Make an exact copy of the entries, and keep any pictures out of it.

***** Records shown *****

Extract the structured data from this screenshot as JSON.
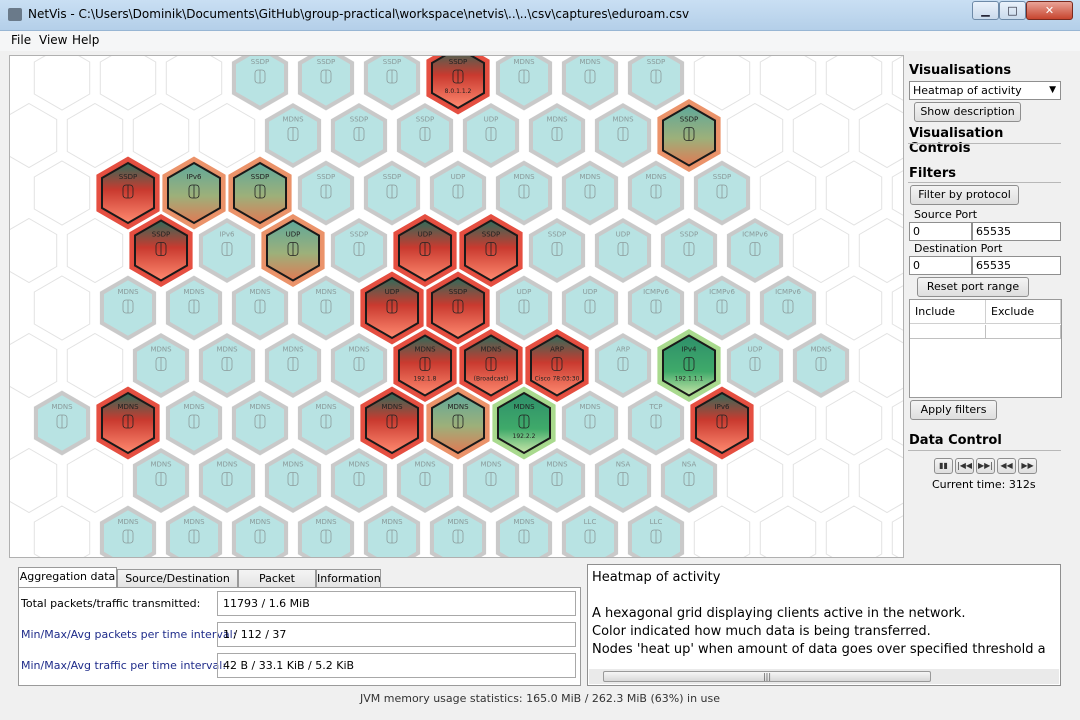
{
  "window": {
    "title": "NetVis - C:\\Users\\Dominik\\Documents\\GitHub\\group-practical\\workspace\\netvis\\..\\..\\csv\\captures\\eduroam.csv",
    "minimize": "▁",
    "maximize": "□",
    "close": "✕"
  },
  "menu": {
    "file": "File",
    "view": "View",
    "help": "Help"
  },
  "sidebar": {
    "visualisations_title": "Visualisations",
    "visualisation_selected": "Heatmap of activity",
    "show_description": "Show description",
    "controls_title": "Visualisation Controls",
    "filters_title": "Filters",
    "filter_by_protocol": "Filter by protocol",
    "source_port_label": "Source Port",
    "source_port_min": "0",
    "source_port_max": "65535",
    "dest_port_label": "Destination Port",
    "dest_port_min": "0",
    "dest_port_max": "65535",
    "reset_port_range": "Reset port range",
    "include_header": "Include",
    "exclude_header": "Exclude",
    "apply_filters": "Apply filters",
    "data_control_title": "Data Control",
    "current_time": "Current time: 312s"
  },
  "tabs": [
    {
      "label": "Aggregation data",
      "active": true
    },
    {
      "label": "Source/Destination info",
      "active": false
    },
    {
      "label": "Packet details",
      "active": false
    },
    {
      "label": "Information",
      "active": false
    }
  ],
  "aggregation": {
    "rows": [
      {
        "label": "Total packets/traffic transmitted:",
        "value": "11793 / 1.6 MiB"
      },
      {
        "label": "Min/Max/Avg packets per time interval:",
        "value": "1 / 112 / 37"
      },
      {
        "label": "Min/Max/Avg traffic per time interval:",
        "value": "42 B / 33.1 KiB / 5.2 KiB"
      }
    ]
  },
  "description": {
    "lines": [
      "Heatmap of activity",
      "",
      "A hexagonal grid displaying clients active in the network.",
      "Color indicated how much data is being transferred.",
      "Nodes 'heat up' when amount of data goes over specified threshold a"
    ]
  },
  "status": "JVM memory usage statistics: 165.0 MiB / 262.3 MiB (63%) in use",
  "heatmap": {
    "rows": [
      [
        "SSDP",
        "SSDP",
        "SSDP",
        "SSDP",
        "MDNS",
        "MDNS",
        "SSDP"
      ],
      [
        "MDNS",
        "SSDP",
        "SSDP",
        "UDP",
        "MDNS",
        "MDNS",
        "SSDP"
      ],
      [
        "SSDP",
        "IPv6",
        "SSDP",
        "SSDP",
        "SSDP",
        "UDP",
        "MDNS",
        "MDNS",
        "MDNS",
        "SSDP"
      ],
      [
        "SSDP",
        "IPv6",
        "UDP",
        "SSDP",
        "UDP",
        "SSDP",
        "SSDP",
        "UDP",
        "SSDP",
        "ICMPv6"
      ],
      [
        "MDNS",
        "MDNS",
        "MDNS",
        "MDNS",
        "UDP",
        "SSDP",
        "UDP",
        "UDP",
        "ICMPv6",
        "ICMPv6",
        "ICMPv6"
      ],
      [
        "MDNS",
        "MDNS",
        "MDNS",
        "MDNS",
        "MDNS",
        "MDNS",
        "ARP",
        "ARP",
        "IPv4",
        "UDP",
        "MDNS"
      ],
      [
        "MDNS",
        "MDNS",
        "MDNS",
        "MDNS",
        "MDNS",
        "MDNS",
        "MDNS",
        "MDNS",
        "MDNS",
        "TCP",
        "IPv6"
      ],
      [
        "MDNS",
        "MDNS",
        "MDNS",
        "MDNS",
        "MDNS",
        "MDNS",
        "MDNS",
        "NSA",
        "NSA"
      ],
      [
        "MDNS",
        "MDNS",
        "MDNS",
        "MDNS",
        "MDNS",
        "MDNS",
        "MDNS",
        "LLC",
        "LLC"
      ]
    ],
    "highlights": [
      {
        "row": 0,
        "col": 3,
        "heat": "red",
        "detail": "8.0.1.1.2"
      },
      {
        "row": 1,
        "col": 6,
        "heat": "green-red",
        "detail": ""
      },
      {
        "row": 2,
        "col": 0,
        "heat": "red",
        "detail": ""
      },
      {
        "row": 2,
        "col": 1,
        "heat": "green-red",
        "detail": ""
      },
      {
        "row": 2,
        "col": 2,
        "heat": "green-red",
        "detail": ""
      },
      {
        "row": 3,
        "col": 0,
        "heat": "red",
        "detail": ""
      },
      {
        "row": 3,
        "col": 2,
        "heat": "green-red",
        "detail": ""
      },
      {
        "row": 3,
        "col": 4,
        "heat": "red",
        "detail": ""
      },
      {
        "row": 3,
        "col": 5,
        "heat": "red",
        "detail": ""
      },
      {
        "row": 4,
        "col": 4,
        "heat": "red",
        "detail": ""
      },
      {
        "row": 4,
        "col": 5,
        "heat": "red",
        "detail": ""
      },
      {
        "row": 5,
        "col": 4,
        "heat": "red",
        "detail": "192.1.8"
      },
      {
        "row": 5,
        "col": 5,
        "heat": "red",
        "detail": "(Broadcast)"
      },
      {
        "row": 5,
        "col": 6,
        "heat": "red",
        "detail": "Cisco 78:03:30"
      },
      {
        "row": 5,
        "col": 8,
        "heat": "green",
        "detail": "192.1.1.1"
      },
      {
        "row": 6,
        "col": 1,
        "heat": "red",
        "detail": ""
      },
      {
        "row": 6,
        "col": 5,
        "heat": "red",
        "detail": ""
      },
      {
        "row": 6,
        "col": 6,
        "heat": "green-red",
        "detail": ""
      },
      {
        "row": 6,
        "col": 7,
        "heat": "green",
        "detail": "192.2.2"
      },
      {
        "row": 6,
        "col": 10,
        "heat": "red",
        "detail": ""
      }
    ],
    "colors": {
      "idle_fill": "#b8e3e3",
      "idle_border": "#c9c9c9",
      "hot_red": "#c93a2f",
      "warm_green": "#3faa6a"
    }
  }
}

*****

_Result of the exercise_:
Extract the structured data from this screenshot as JSON.
{
  "window": {
    "title": "NetVis - C:\\Users\\Dominik\\Documents\\GitHub\\group-practical\\workspace\\netvis\\..\\..\\csv\\captures\\eduroam.csv",
    "minimize": "▁",
    "maximize": "□",
    "close": "✕"
  },
  "menu": {
    "file": "File",
    "view": "View",
    "help": "Help"
  },
  "sidebar": {
    "visualisations_title": "Visualisations",
    "visualisation_selected": "Heatmap of activity",
    "show_description": "Show description",
    "controls_title": "Visualisation Controls",
    "filters_title": "Filters",
    "filter_by_protocol": "Filter by protocol",
    "source_port_label": "Source Port",
    "source_port_min": "0",
    "source_port_max": "65535",
    "dest_port_label": "Destination Port",
    "dest_port_min": "0",
    "dest_port_max": "65535",
    "reset_port_range": "Reset port range",
    "include_header": "Include",
    "exclude_header": "Exclude",
    "apply_filters": "Apply filters",
    "data_control_title": "Data Control",
    "current_time": "Current time: 312s"
  },
  "tabs": [
    {
      "label": "Aggregation data",
      "active": true
    },
    {
      "label": "Source/Destination info",
      "active": false
    },
    {
      "label": "Packet details",
      "active": false
    },
    {
      "label": "Information",
      "active": false
    }
  ],
  "aggregation": {
    "rows": [
      {
        "label": "Total packets/traffic transmitted:",
        "value": "11793 / 1.6 MiB"
      },
      {
        "label": "Min/Max/Avg packets per time interval:",
        "value": "1 / 112 / 37"
      },
      {
        "label": "Min/Max/Avg traffic per time interval:",
        "value": "42 B / 33.1 KiB / 5.2 KiB"
      }
    ]
  },
  "description": {
    "lines": [
      "Heatmap of activity",
      "",
      "A hexagonal grid displaying clients active in the network.",
      "Color indicated how much data is being transferred.",
      "Nodes 'heat up' when amount of data goes over specified threshold a"
    ]
  },
  "status": "JVM memory usage statistics: 165.0 MiB / 262.3 MiB (63%) in use",
  "heatmap": {
    "rows": [
      [
        "SSDP",
        "SSDP",
        "SSDP",
        "SSDP",
        "MDNS",
        "MDNS",
        "SSDP"
      ],
      [
        "MDNS",
        "SSDP",
        "SSDP",
        "UDP",
        "MDNS",
        "MDNS",
        "SSDP"
      ],
      [
        "SSDP",
        "IPv6",
        "SSDP",
        "SSDP",
        "SSDP",
        "UDP",
        "MDNS",
        "MDNS",
        "MDNS",
        "SSDP"
      ],
      [
        "SSDP",
        "IPv6",
        "UDP",
        "SSDP",
        "UDP",
        "SSDP",
        "SSDP",
        "UDP",
        "SSDP",
        "ICMPv6"
      ],
      [
        "MDNS",
        "MDNS",
        "MDNS",
        "MDNS",
        "UDP",
        "SSDP",
        "UDP",
        "UDP",
        "ICMPv6",
        "ICMPv6",
        "ICMPv6"
      ],
      [
        "MDNS",
        "MDNS",
        "MDNS",
        "MDNS",
        "MDNS",
        "MDNS",
        "ARP",
        "ARP",
        "IPv4",
        "UDP",
        "MDNS"
      ],
      [
        "MDNS",
        "MDNS",
        "MDNS",
        "MDNS",
        "MDNS",
        "MDNS",
        "MDNS",
        "MDNS",
        "MDNS",
        "TCP",
        "IPv6"
      ],
      [
        "MDNS",
        "MDNS",
        "MDNS",
        "MDNS",
        "MDNS",
        "MDNS",
        "MDNS",
        "NSA",
        "NSA"
      ],
      [
        "MDNS",
        "MDNS",
        "MDNS",
        "MDNS",
        "MDNS",
        "MDNS",
        "MDNS",
        "LLC",
        "LLC"
      ]
    ],
    "highlights": [
      {
        "row": 0,
        "col": 3,
        "heat": "red",
        "detail": "8.0.1.1.2"
      },
      {
        "row": 1,
        "col": 6,
        "heat": "green-red",
        "detail": ""
      },
      {
        "row": 2,
        "col": 0,
        "heat": "red",
        "detail": ""
      },
      {
        "row": 2,
        "col": 1,
        "heat": "green-red",
        "detail": ""
      },
      {
        "row": 2,
        "col": 2,
        "heat": "green-red",
        "detail": ""
      },
      {
        "row": 3,
        "col": 0,
        "heat": "red",
        "detail": ""
      },
      {
        "row": 3,
        "col": 2,
        "heat": "green-red",
        "detail": ""
      },
      {
        "row": 3,
        "col": 4,
        "heat": "red",
        "detail": ""
      },
      {
        "row": 3,
        "col": 5,
        "heat": "red",
        "detail": ""
      },
      {
        "row": 4,
        "col": 4,
        "heat": "red",
        "detail": ""
      },
      {
        "row": 4,
        "col": 5,
        "heat": "red",
        "detail": ""
      },
      {
        "row": 5,
        "col": 4,
        "heat": "red",
        "detail": "192.1.8"
      },
      {
        "row": 5,
        "col": 5,
        "heat": "red",
        "detail": "(Broadcast)"
      },
      {
        "row": 5,
        "col": 6,
        "heat": "red",
        "detail": "Cisco 78:03:30"
      },
      {
        "row": 5,
        "col": 8,
        "heat": "green",
        "detail": "192.1.1.1"
      },
      {
        "row": 6,
        "col": 1,
        "heat": "red",
        "detail": ""
      },
      {
        "row": 6,
        "col": 5,
        "heat": "red",
        "detail": ""
      },
      {
        "row": 6,
        "col": 6,
        "heat": "green-red",
        "detail": ""
      },
      {
        "row": 6,
        "col": 7,
        "heat": "green",
        "detail": "192.2.2"
      },
      {
        "row": 6,
        "col": 10,
        "heat": "red",
        "detail": ""
      }
    ],
    "colors": {
      "idle_fill": "#b8e3e3",
      "idle_border": "#c9c9c9",
      "hot_red": "#c93a2f",
      "warm_green": "#3faa6a"
    }
  }
}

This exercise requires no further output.